Copy all the entries below exactly, but not the pictures.

Supplied records.
_____
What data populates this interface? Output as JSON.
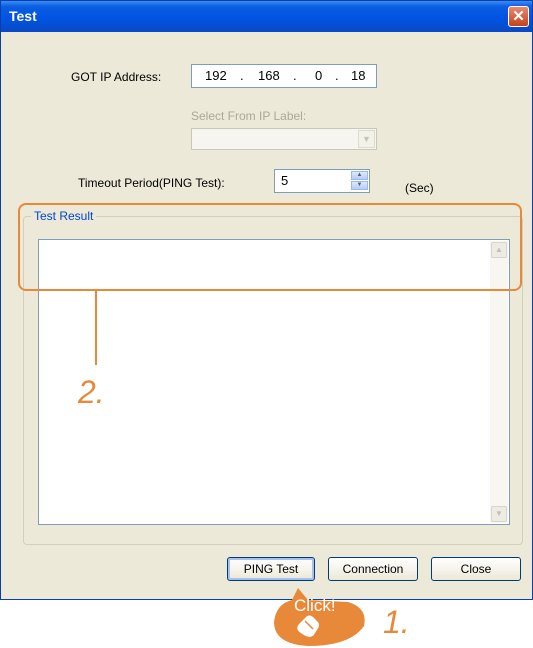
{
  "window": {
    "title": "Test",
    "close_glyph": "✕"
  },
  "form": {
    "got_ip_label": "GOT IP Address:",
    "ip_octets": [
      "192",
      "168",
      "0",
      "18"
    ],
    "ip_dot": ".",
    "select_ip_label": "Select From IP Label:",
    "select_ip_value": "",
    "timeout_label": "Timeout Period(PING Test):",
    "timeout_value": "5",
    "timeout_unit": "(Sec)"
  },
  "result": {
    "group_title": "Test Result",
    "text": ""
  },
  "buttons": {
    "ping": "PING Test",
    "connection": "Connection",
    "close": "Close"
  },
  "annotations": {
    "click_label": "Click!",
    "step1": "1.",
    "step2": "2."
  },
  "colors": {
    "titlebar": "#0054e3",
    "accent_orange": "#e8893a",
    "dialog_bg": "#ece9d8"
  },
  "icons": [
    "close-icon",
    "dropdown-arrow-icon",
    "spin-up-icon",
    "spin-down-icon",
    "scroll-up-icon",
    "scroll-down-icon",
    "mouse-cursor-icon"
  ]
}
_____
Solution to the problem.
What data populates this interface? Output as JSON.
{
  "window": {
    "title": "Test",
    "close_glyph": "✕"
  },
  "form": {
    "got_ip_label": "GOT IP Address:",
    "ip_octets": [
      "192",
      "168",
      "0",
      "18"
    ],
    "ip_dot": ".",
    "select_ip_label": "Select From IP Label:",
    "select_ip_value": "",
    "timeout_label": "Timeout Period(PING Test):",
    "timeout_value": "5",
    "timeout_unit": "(Sec)"
  },
  "result": {
    "group_title": "Test Result",
    "text": ""
  },
  "buttons": {
    "ping": "PING Test",
    "connection": "Connection",
    "close": "Close"
  },
  "annotations": {
    "click_label": "Click!",
    "step1": "1.",
    "step2": "2."
  },
  "colors": {
    "titlebar": "#0054e3",
    "accent_orange": "#e8893a",
    "dialog_bg": "#ece9d8"
  },
  "icons": [
    "close-icon",
    "dropdown-arrow-icon",
    "spin-up-icon",
    "spin-down-icon",
    "scroll-up-icon",
    "scroll-down-icon",
    "mouse-cursor-icon"
  ]
}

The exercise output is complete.